**EXERCISE REQUIREMENTS:**
Reproduce each line of the listing exactly.
━━━━━ RECORDED INFORMATION ━━━━━
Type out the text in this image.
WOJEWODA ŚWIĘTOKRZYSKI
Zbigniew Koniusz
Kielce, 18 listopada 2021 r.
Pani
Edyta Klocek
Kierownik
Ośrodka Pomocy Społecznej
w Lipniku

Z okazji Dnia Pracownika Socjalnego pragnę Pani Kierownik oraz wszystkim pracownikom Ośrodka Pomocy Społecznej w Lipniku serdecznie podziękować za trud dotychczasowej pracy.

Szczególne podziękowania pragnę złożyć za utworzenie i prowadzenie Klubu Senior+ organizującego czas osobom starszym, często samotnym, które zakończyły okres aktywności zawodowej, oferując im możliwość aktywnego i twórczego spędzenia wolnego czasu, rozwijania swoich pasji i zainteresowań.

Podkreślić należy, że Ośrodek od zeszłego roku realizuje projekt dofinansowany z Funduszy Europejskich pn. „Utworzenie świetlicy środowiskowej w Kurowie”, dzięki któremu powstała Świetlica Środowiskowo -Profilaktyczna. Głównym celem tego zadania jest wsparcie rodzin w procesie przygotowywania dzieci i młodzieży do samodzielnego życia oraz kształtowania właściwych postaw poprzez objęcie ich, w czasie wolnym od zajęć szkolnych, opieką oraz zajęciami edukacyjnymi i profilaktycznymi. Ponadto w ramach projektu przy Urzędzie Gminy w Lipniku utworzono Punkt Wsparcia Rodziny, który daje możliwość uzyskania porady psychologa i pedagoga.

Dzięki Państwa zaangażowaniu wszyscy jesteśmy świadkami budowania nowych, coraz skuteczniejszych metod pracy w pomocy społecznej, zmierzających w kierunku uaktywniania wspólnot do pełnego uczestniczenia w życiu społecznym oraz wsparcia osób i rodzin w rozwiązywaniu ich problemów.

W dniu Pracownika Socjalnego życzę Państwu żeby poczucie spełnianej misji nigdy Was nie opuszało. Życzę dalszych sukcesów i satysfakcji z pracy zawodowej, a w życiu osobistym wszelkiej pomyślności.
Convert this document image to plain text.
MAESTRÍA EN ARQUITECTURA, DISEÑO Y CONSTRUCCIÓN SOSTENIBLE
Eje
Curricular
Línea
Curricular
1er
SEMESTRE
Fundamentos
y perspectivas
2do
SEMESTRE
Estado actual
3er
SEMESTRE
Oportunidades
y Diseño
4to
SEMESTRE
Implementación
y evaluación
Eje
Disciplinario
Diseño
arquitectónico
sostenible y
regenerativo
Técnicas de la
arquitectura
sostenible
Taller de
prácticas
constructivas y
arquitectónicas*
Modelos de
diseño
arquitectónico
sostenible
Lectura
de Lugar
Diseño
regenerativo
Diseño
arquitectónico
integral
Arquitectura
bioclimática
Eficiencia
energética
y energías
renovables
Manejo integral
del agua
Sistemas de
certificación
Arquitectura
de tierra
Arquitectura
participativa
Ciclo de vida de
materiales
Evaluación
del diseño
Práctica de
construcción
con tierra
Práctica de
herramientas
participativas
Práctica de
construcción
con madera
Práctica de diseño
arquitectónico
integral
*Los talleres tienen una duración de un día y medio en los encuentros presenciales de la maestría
━━━━━
**EXPECTED ANSWER:**
Type out the text in this image.
WOJEWODA ŚWIĘTOKRZYSKI
Zbigniew Koniusz
Kielce, 18 listopada 2021 r.
Pani
Edyta Klocek
Kierownik
Ośrodka Pomocy Społecznej
w Lipniku

Z okazji Dnia Pracownika Socjalnego pragnę Pani Kierownik oraz wszystkim pracownikom Ośrodka Pomocy Społecznej w Lipniku serdecznie podziękować za trud dotychczasowej pracy.

Szczególne podziękowania pragnę złożyć za utworzenie i prowadzenie Klubu Senior+ organizującego czas osobom starszym, często samotnym, które zakończyły okres aktywności zawodowej, oferując im możliwość aktywnego i twórczego spędzenia wolnego czasu, rozwijania swoich pasji i zainteresowań.

Podkreślić należy, że Ośrodek od zeszłego roku realizuje projekt dofinansowany z Funduszy Europejskich pn. „Utworzenie świetlicy środowiskowej w Kurowie”, dzięki któremu powstała Świetlica Środowiskowo -Profilaktyczna. Głównym celem tego zadania jest wsparcie rodzin w procesie przygotowywania dzieci i młodzieży do samodzielnego życia oraz kształtowania właściwych postaw poprzez objęcie ich, w czasie wolnym od zajęć szkolnych, opieką oraz zajęciami edukacyjnymi i profilaktycznymi. Ponadto w ramach projektu przy Urzędzie Gminy w Lipniku utworzono Punkt Wsparcia Rodziny, który daje możliwość uzyskania porady psychologa i pedagoga.

Dzięki Państwa zaangażowaniu wszyscy jesteśmy świadkami budowania nowych, coraz skuteczniejszych metod pracy w pomocy społecznej, zmierzających w kierunku uaktywniania wspólnot do pełnego uczestniczenia w życiu społecznym oraz wsparcia osób i rodzin w rozwiązywaniu ich problemów.

W dniu Pracownika Socjalnego życzę Państwu żeby poczucie spełnianej misji nigdy Was nie opuszało. Życzę dalszych sukcesów i satysfakcji z pracy zawodowej, a w życiu osobistym wszelkiej pomyślności.
Convert this document image to plain text.
MAESTRÍA EN ARQUITECTURA, DISEÑO Y CONSTRUCCIÓN SOSTENIBLE
Eje
Curricular
Línea
Curricular
1er
SEMESTRE
Fundamentos
y perspectivas
2do
SEMESTRE
Estado actual
3er
SEMESTRE
Oportunidades
y Diseño
4to
SEMESTRE
Implementación
y evaluación
Eje
Disciplinario
Diseño
arquitectónico
sostenible y
regenerativo
Técnicas de la
arquitectura
sostenible
Taller de
prácticas
constructivas y
arquitectónicas*
Modelos de
diseño
arquitectónico
sostenible
Lectura
de Lugar
Diseño
regenerativo
Diseño
arquitectónico
integral
Arquitectura
bioclimática
Eficiencia
energética
y energías
renovables
Manejo integral
del agua
Sistemas de
certificación
Arquitectura
de tierra
Arquitectura
participativa
Ciclo de vida de
materiales
Evaluación
del diseño
Práctica de
construcción
con tierra
Práctica de
herramientas
participativas
Práctica de
construcción
con madera
Práctica de diseño
arquitectónico
integral
*Los talleres tienen una duración de un día y medio en los encuentros presenciales de la maestría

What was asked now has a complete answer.